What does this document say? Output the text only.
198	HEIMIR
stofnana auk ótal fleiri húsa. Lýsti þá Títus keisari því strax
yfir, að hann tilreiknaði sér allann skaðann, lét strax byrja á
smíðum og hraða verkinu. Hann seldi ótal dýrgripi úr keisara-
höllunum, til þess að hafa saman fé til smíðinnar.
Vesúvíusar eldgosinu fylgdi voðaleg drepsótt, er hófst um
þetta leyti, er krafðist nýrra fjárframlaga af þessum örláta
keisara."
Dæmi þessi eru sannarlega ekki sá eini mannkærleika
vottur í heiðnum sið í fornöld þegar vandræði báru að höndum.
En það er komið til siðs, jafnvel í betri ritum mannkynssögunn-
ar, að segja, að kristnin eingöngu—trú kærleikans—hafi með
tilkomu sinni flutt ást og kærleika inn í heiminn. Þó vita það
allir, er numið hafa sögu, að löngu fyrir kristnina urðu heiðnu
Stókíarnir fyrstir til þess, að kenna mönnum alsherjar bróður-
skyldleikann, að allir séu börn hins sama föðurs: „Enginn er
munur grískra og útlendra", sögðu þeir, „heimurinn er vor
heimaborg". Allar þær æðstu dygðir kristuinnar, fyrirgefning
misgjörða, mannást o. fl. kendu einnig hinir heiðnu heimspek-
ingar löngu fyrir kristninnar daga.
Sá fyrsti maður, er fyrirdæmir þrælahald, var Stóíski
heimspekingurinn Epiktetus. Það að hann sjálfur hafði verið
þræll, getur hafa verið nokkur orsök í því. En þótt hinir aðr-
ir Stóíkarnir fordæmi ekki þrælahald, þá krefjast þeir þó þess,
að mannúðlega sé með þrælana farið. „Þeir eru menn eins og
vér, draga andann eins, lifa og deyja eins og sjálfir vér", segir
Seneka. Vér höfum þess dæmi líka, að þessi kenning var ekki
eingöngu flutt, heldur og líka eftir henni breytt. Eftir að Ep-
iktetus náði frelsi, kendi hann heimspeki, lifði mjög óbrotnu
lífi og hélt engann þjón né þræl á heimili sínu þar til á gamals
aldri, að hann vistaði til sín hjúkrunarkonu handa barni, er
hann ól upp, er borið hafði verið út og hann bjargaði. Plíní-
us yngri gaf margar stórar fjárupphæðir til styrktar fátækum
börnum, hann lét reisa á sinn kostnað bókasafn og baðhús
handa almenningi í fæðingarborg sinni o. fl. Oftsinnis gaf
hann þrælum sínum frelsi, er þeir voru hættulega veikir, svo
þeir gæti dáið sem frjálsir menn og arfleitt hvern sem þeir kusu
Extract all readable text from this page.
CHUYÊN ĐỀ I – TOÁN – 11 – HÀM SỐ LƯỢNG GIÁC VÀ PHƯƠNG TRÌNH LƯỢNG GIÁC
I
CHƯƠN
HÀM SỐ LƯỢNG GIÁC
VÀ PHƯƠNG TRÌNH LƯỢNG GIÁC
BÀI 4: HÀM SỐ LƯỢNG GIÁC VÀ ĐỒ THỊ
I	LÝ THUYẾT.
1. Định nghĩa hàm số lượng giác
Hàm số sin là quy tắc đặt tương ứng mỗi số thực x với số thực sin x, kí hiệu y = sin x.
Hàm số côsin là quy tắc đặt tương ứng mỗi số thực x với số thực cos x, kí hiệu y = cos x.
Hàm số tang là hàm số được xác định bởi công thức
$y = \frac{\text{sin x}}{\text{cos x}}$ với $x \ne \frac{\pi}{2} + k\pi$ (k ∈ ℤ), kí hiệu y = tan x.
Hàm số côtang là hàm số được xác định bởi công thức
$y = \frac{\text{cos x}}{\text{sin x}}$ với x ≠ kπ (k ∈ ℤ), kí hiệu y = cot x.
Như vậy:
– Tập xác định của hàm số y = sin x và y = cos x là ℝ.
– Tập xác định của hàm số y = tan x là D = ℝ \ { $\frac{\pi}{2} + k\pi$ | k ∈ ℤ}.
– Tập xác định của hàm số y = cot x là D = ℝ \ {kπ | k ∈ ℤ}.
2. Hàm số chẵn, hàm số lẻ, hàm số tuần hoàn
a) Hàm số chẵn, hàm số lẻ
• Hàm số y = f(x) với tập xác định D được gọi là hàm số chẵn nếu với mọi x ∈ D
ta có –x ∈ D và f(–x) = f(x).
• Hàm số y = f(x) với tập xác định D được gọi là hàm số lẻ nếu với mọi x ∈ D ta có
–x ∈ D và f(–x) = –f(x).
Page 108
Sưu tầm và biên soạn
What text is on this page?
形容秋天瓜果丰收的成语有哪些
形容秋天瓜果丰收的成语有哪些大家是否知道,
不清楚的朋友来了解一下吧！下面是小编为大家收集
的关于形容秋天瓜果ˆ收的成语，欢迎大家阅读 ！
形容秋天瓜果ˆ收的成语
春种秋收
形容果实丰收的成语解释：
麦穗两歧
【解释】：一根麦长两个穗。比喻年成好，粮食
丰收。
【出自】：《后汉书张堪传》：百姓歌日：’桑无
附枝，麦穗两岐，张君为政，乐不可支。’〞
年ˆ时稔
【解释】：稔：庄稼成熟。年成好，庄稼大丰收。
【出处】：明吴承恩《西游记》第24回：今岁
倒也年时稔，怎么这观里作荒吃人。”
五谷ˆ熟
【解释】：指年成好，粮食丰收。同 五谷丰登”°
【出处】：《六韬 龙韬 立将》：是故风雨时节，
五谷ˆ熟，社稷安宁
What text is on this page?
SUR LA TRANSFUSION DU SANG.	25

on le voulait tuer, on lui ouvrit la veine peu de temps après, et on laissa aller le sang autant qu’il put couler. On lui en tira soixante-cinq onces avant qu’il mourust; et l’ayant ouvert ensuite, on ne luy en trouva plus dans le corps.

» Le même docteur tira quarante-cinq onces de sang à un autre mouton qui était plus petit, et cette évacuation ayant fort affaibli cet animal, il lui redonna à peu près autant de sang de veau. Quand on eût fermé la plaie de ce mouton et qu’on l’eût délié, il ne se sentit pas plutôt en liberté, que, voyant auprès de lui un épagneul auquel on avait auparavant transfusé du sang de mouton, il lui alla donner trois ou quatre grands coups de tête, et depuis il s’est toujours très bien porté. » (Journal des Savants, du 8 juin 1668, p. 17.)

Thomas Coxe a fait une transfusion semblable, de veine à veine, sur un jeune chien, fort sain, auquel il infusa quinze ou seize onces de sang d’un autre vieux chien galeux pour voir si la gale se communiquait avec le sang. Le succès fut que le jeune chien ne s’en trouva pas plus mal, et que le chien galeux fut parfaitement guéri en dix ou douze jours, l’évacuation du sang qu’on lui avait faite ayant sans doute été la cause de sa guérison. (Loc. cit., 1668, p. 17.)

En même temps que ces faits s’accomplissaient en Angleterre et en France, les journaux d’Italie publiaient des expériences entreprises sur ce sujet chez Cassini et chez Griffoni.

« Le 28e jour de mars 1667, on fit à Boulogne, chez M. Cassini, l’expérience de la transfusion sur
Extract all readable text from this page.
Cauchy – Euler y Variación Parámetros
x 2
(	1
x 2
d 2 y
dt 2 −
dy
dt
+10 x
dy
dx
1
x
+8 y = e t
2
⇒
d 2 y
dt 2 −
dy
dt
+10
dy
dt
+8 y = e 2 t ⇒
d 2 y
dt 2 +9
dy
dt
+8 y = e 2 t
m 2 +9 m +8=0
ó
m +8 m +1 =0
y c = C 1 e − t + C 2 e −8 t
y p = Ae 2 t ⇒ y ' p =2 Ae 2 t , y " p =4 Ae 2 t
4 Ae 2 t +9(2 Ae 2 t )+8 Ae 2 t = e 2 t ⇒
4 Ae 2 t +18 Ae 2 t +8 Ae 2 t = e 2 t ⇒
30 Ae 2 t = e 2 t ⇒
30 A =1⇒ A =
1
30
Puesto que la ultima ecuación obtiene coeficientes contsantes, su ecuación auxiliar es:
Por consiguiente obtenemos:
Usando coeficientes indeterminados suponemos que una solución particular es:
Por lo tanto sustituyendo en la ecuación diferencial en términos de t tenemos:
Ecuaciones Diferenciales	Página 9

——————————

STATED GOAL — Your task is to gather all lines from the entries above that hold the word "hiệu".

RESPONSE TO THIS EXERCISE —
Hàm số sin là quy tắc đặt tương ứng mỗi số thực x với số thực sin x, kí hiệu y = sin x.
Hàm số côsin là quy tắc đặt tương ứng mỗi số thực x với số thực cos x, kí hiệu y = cos x.
$y = \frac{\text{sin x}}{\text{cos x}}$ với $x \ne \frac{\pi}{2} + k\pi$ (k ∈ ℤ), kí hiệu y = tan x.
$y = \frac{\text{cos x}}{\text{sin x}}$ với x ≠ kπ (k ∈ ℤ), kí hiệu y = cot x.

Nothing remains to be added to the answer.